- [Records shown]
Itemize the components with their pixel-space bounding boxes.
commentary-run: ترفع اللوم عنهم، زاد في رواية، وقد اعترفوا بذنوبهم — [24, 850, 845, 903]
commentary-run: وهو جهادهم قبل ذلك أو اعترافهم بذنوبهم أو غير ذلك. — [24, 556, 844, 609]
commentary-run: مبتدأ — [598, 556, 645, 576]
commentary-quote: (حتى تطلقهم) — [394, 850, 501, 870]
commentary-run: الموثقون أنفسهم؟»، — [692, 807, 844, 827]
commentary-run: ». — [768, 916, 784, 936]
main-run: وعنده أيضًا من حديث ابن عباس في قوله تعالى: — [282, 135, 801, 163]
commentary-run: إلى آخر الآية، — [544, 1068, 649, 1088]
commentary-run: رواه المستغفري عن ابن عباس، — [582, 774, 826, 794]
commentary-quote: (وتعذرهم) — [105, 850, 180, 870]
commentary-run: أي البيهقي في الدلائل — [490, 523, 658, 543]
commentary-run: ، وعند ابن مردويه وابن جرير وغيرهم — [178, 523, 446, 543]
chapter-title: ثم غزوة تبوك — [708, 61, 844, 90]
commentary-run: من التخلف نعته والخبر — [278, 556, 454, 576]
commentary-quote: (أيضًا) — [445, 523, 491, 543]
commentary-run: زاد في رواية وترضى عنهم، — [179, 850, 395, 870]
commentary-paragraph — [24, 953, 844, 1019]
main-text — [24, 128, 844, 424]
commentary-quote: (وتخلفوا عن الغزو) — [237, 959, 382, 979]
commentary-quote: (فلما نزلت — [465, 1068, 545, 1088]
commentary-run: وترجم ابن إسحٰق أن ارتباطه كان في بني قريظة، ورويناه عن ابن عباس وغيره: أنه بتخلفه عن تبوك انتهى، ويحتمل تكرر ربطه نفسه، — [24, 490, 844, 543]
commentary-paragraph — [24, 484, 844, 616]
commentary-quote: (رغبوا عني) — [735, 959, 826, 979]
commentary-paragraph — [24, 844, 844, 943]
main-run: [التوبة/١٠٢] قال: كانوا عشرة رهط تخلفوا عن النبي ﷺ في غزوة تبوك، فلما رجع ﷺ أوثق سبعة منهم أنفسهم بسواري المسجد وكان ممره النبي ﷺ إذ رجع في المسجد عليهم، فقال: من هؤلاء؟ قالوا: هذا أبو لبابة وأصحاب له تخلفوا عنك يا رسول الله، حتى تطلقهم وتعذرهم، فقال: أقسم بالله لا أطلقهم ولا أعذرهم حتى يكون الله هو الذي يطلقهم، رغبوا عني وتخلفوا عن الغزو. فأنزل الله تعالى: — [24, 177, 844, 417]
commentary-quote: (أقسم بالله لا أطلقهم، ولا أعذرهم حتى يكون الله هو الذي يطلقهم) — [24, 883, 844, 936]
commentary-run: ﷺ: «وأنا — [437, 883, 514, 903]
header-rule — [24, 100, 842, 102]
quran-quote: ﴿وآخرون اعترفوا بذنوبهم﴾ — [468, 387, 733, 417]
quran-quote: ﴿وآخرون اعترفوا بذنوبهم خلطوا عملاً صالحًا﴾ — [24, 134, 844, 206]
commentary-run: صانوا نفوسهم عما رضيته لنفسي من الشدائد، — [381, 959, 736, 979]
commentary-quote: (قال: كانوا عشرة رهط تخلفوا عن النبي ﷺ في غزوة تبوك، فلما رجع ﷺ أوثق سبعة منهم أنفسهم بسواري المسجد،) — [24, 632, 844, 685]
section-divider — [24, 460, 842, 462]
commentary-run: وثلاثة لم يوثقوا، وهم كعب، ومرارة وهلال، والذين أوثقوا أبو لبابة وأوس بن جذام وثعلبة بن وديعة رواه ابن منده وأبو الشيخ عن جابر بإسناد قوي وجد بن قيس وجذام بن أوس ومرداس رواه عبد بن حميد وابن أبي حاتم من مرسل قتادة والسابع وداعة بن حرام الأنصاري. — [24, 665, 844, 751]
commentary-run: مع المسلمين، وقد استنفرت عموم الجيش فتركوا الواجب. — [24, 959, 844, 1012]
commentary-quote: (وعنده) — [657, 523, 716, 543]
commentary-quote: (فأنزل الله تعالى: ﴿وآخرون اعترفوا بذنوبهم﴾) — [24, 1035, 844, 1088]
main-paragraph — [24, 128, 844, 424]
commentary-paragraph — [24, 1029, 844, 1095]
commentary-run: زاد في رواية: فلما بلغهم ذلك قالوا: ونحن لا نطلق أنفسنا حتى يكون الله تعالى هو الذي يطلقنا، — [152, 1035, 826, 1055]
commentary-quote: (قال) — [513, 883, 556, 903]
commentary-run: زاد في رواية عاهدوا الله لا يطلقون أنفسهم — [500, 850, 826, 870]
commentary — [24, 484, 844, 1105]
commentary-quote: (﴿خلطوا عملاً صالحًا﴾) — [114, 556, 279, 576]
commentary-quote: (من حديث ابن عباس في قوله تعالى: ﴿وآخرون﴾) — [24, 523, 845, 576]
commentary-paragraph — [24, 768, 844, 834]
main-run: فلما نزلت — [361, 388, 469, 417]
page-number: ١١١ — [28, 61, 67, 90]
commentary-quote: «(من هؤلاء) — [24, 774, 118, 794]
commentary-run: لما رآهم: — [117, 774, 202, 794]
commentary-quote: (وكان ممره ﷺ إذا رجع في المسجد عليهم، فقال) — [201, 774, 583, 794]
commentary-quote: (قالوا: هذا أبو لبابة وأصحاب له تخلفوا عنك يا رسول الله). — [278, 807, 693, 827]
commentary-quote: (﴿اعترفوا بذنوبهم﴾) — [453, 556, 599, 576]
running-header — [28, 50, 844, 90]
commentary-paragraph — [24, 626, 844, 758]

- [Exercise] Rewrite everything from the start of the records down to the line containing "commentary-quote: (وتعذرهم) —", swapping "main-run" for "body-run" and leaving all else unchanged.

- [Solved problem]
Itemize the components with their pixel-space bounding boxes.
commentary-run: ترفع اللوم عنهم، زاد في رواية، وقد اعترفوا بذنوبهم — [24, 850, 845, 903]
commentary-run: وهو جهادهم قبل ذلك أو اعترافهم بذنوبهم أو غير ذلك. — [24, 556, 844, 609]
commentary-run: مبتدأ — [598, 556, 645, 576]
commentary-quote: (حتى تطلقهم) — [394, 850, 501, 870]
commentary-run: الموثقون أنفسهم؟»، — [692, 807, 844, 827]
commentary-run: ». — [768, 916, 784, 936]
body-run: وعنده أيضًا من حديث ابن عباس في قوله تعالى: — [282, 135, 801, 163]
commentary-run: إلى آخر الآية، — [544, 1068, 649, 1088]
commentary-run: رواه المستغفري عن ابن عباس، — [582, 774, 826, 794]
commentary-quote: (وتعذرهم) — [105, 850, 180, 870]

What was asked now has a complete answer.